== Extracto de página ==
□ □ □
El primer Mundial de mis hijos
Abrazos que no voy a olvidar. Siempre habrá contradicciones. ¿Para qué sirve ganar la Copa? El complejo Dibu Martínez. Messi y la utopía de luchar juntos. La felicidad es contagiosa.
“Estoy abrumado y ni siquiera soy argentino. ¡Feliz de ver a la gente feliz!”, me escribió un amigo que vive en Grecia, de donde es su pareja. Mi amigo —mitad estadounidense, mitad alemán— se había conmovido con las postales de júbilo de millones de personas celebrando en las calles argentinas la Copa del Mundo levantada por Lionel Messi en Qatar.
□ □ □
(Anotaciones de elementos de página)
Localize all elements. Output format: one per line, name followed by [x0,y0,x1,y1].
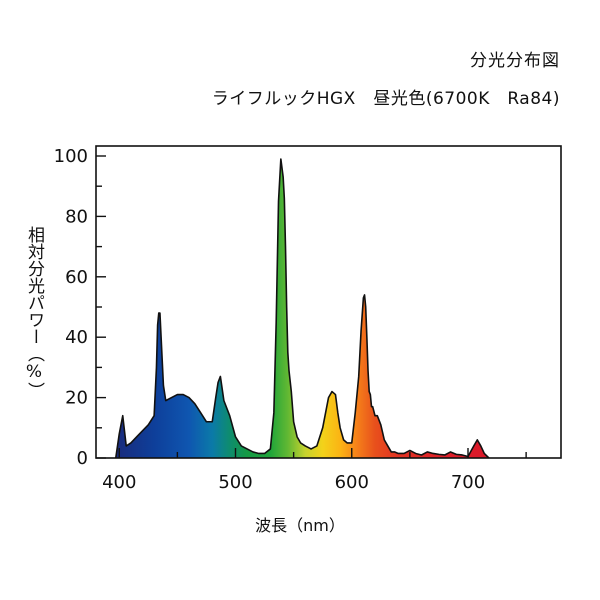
y-axis-label: 相対分光パワー（%） [24,226,44,399]
x-tick-label: 400 [102,472,136,493]
plot-frame [95,145,562,459]
y-tick-label: 60 [65,267,88,288]
spectrum-outline [114,158,490,459]
y-tick-label: 0 [77,448,88,469]
y-tick-label: 100 [54,146,88,167]
chart-subtitle: ライフルックHGX 昼光色(6700K Ra84) [211,89,560,109]
y-tick-label: 40 [65,327,88,348]
y-tick-label: 80 [65,206,88,227]
x-tick-label: 600 [335,472,369,493]
chart-title: 分光分布図 [470,51,560,71]
x-axis-label: 波長（nm） [255,516,345,535]
x-tick-label: 500 [218,472,252,493]
y-tick-label: 20 [65,388,88,409]
spectrum-area [115,159,489,458]
x-tick-label: 700 [451,472,485,493]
□ □ □
== Tareas a realizar ==
[A] Según el fragmento sobre el Mundial, ¿quién levantó la Copa del Mundo en Qatar?
[B] Actualice el fragmento sobre el Mundial reescribiendo todo lo que va desde "El primer Mundial" hasta "felicidad es contagiosa.", con "Abrazos" sustituido por "Momentos".

== Soluciones ==
[A] Lionel Messi.

[B]
El primer Mundial de mis hijos
Momentos que no voy a olvidar. Siempre habrá contradicciones. ¿Para qué sirve ganar la Copa? El complejo Dibu Martínez. Messi y la utopía de luchar juntos. La felicidad es contagiosa.